* **THE EXERCISE**: Locate each line in the records containing "budynków". Copy it.

* **INPUT ROWS**:
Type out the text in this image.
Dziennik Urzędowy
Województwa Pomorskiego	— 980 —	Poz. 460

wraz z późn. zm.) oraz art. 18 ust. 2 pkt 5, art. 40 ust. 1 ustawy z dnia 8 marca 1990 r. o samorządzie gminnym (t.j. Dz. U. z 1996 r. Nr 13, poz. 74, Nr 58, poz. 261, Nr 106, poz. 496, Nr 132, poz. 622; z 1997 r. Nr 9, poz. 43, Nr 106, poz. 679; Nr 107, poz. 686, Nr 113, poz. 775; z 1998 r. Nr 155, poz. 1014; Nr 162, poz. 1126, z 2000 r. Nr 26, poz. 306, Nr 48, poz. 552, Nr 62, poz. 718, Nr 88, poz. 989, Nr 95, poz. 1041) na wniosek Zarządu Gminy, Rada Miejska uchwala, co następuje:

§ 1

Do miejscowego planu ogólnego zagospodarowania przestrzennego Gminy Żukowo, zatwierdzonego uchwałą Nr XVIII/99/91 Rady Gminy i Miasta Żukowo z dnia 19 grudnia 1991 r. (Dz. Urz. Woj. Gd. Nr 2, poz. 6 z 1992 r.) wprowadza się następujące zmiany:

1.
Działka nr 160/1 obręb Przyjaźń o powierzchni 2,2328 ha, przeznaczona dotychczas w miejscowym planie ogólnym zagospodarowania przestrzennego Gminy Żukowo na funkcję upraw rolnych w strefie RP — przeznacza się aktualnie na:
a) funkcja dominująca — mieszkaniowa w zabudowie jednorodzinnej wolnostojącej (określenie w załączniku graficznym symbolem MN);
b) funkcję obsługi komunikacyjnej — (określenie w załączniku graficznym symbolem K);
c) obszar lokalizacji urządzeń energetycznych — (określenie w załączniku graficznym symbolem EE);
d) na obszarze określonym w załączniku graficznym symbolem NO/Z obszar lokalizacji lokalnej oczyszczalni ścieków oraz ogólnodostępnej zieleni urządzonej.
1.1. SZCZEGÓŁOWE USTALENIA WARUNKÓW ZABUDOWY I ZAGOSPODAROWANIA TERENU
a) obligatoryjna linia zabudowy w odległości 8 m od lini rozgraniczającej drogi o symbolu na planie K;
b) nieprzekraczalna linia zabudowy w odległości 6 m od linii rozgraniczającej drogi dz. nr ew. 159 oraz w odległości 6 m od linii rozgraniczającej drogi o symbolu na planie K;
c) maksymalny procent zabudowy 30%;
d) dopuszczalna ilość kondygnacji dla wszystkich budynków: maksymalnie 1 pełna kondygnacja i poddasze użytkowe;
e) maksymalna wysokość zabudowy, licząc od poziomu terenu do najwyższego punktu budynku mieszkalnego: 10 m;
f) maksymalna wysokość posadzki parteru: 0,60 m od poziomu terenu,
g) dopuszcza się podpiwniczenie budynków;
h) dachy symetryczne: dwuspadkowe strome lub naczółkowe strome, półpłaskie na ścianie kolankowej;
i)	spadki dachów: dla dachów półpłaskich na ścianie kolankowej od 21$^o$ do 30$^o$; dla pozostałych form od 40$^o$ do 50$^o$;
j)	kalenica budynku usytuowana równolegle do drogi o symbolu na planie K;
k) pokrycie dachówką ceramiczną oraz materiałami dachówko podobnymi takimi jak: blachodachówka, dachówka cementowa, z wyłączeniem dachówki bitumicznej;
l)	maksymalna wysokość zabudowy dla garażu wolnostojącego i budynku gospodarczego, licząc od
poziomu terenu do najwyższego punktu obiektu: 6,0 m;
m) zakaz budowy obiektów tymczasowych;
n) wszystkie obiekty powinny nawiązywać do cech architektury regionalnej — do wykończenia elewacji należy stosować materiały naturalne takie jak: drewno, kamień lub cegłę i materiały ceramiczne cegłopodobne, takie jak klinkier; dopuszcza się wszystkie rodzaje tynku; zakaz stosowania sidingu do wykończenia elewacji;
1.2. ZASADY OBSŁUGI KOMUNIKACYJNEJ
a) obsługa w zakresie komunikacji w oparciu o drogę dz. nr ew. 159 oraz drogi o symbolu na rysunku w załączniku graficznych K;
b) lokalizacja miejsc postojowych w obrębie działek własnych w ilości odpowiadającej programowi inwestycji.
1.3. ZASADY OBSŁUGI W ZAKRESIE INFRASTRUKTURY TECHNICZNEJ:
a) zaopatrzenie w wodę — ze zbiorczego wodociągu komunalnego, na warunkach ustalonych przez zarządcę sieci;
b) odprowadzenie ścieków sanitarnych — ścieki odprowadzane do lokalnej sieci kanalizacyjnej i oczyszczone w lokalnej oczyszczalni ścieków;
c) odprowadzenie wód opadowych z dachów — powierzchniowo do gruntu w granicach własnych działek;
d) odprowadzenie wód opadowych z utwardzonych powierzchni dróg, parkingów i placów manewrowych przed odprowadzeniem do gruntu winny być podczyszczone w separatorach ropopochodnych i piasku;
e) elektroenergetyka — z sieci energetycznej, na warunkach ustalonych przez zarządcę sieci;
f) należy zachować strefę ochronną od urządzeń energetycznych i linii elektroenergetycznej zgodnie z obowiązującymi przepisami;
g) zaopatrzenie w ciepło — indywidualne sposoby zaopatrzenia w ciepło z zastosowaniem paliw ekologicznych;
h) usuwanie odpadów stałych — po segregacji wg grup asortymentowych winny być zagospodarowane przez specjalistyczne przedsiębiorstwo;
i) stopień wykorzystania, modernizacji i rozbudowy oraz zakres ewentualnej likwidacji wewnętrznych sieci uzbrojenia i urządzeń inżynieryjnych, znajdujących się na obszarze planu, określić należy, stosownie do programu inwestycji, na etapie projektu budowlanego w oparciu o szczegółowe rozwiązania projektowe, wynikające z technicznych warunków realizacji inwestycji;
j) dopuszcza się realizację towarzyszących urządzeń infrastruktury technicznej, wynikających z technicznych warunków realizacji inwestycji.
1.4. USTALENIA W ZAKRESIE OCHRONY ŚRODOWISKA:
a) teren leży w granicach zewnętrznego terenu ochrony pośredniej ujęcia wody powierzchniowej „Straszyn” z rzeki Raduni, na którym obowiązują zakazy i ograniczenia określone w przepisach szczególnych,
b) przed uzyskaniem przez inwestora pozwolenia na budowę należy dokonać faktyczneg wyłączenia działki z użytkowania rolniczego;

---

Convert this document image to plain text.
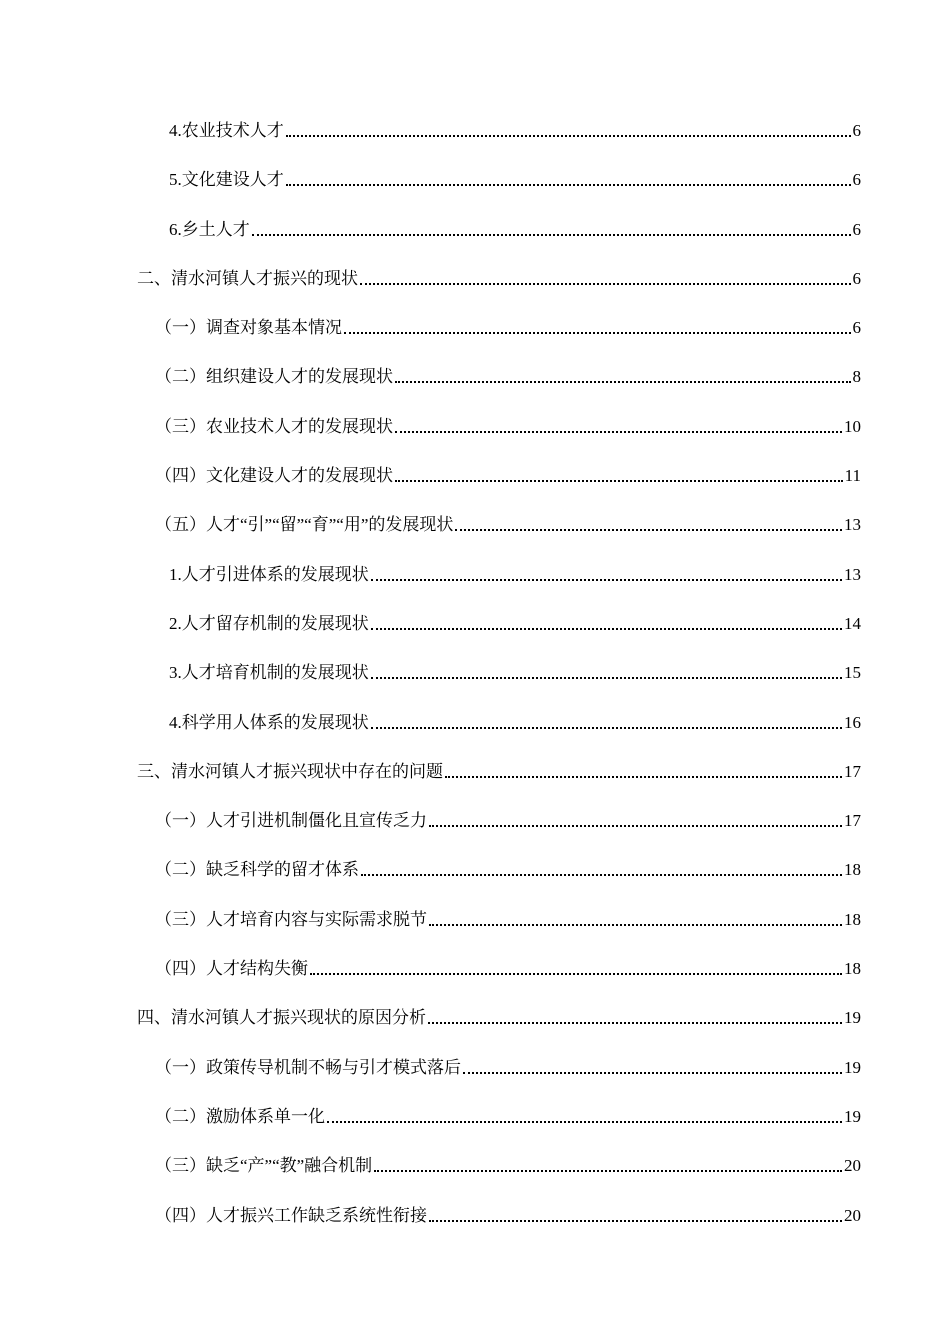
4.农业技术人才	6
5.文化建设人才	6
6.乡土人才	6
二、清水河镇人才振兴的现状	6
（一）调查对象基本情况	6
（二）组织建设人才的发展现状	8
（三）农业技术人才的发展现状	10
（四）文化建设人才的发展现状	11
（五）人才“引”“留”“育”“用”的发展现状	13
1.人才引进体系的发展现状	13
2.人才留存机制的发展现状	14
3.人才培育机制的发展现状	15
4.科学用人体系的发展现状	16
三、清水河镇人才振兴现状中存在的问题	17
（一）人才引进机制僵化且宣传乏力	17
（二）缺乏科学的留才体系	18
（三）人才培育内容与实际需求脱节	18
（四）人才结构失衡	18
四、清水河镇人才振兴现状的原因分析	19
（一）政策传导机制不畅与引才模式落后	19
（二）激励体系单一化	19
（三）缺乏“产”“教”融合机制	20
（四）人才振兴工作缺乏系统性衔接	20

* * *

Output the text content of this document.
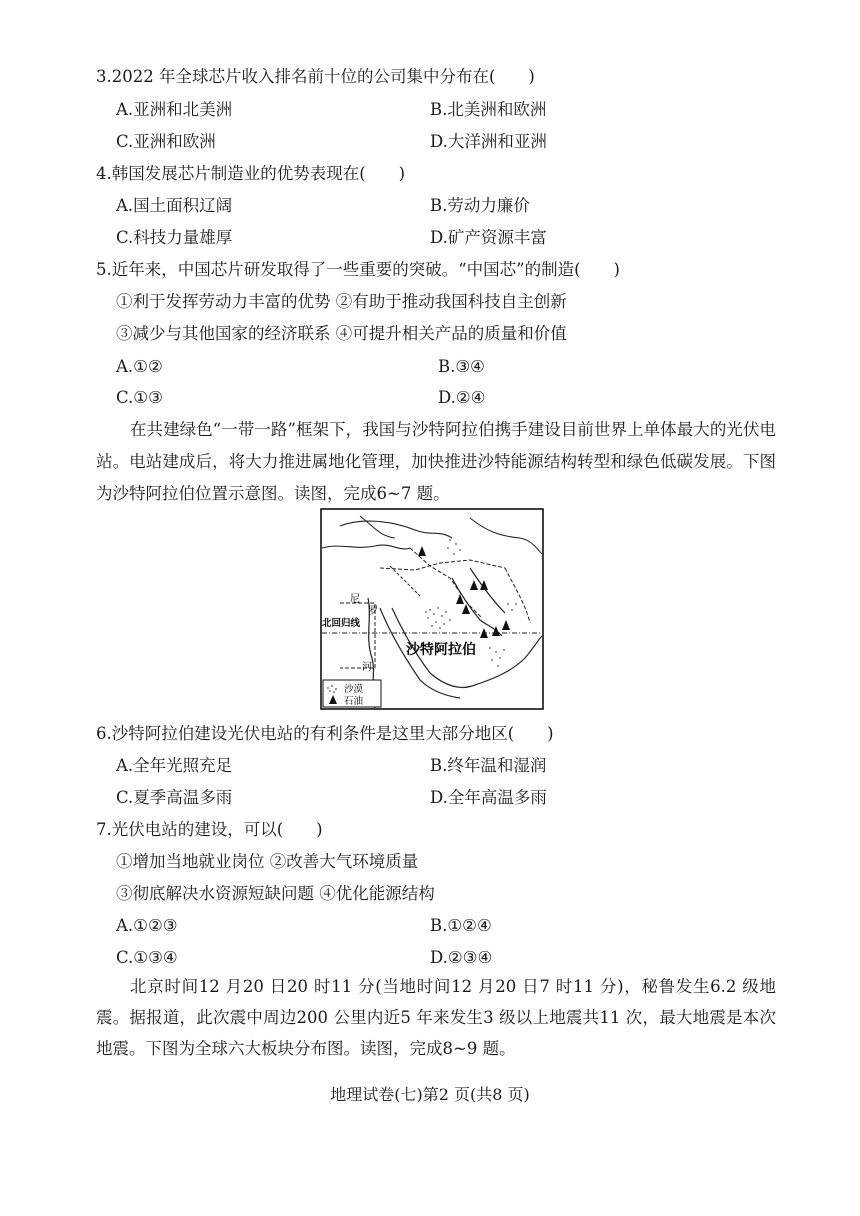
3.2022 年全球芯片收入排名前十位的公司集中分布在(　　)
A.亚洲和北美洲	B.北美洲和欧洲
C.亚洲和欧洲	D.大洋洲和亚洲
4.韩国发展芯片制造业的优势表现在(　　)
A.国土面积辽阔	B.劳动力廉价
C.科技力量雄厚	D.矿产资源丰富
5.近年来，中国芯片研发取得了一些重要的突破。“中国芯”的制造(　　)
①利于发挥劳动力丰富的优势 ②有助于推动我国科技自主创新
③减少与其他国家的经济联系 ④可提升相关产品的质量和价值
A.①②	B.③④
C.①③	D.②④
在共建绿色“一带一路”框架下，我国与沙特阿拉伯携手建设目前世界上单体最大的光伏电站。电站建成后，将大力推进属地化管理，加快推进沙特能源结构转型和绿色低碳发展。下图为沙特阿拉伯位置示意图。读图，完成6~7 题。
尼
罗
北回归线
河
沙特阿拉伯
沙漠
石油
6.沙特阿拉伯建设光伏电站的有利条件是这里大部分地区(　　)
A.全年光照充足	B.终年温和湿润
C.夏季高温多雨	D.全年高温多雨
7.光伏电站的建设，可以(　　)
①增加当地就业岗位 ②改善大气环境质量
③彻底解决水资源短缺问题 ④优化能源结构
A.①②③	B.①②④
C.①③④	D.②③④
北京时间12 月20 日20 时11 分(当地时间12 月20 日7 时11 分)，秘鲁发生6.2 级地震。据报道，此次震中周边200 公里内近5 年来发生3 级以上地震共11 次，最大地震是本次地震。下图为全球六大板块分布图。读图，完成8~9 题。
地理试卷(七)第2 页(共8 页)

* **EXERCISE OUTPUT**:
d) dopuszczalna ilość kondygnacji dla wszystkich budynków: maksymalnie 1 pełna kondygnacja i poddasze użytkowe;
g) dopuszcza się podpiwniczenie budynków;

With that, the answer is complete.